Directions for this task
Spot every line with the word "text" and return it.

(Stored items from a collection)

>> Start

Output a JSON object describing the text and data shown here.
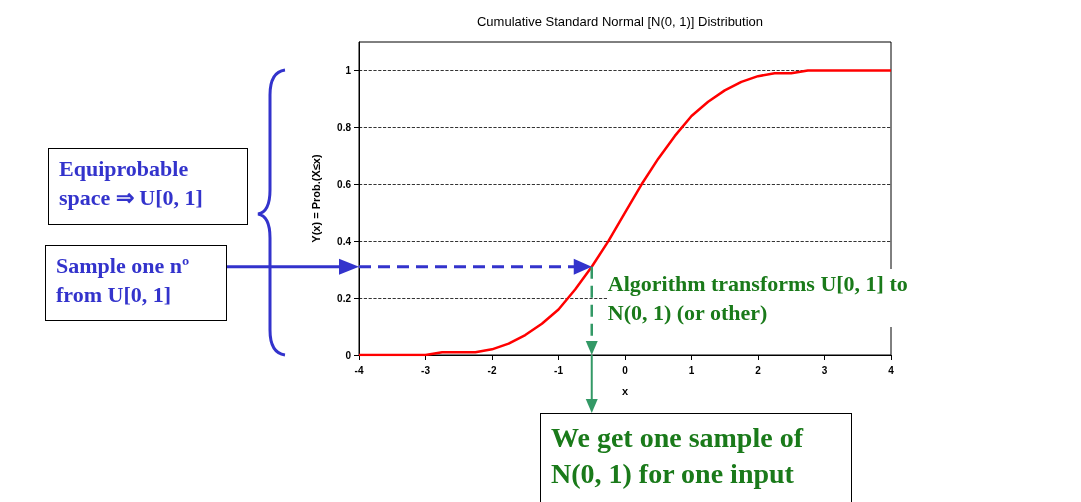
{
  "chart_data": {
    "type": "line",
    "title": "Cumulative Standard Normal [N(0, 1)] Distribution",
    "xlabel": "x",
    "ylabel": "Y(x) = Prob.(X≤x)",
    "x": [
      -4,
      -3.5,
      -3,
      -2.75,
      -2.5,
      -2.25,
      -2,
      -1.75,
      -1.5,
      -1.25,
      -1,
      -0.75,
      -0.5,
      -0.25,
      0,
      0.25,
      0.5,
      0.75,
      1,
      1.25,
      1.5,
      1.75,
      2,
      2.25,
      2.5,
      2.75,
      3,
      3.5,
      4
    ],
    "series": [
      {
        "color": "#ff0000",
        "values": [
          0,
          0,
          0,
          0.01,
          0.01,
          0.01,
          0.02,
          0.04,
          0.07,
          0.11,
          0.16,
          0.23,
          0.31,
          0.4,
          0.5,
          0.6,
          0.69,
          0.77,
          0.84,
          0.89,
          0.93,
          0.96,
          0.98,
          0.99,
          0.99,
          1,
          1,
          1,
          1
        ]
      }
    ],
    "xlim": [
      -4,
      4
    ],
    "xticks": [
      -4,
      -3,
      -2,
      -1,
      0,
      1,
      2,
      3,
      4
    ],
    "ylim": [
      0,
      1.1
    ],
    "yticks": [
      0,
      0.2,
      0.4,
      0.6,
      0.8,
      1
    ],
    "grid": "y",
    "marker": "none",
    "line_style": "solid",
    "ref_lines": [
      {
        "axis": "y",
        "value": 0.31,
        "color": "#3333cc",
        "line_style": "dashed"
      },
      {
        "axis": "x",
        "value": -0.5,
        "color": "#339966",
        "line_style": "dashed"
      }
    ],
    "annotations": [
      "Equiprobable space ⇒ U[0, 1]",
      "Sample one nº from U[0, 1]",
      {
        "text": "Algorithm transforms U[0, 1] to N(0, 1) (or other)",
        "x": -0.5,
        "y": 0.31
      },
      "We get one sample of N(0, 1) for one input"
    ]
  }
}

>> End

Written solution
Output a JSON object describing the text and data shown here.
        "text": "Algorithm transforms U[0, 1] to N(0, 1) (or other)",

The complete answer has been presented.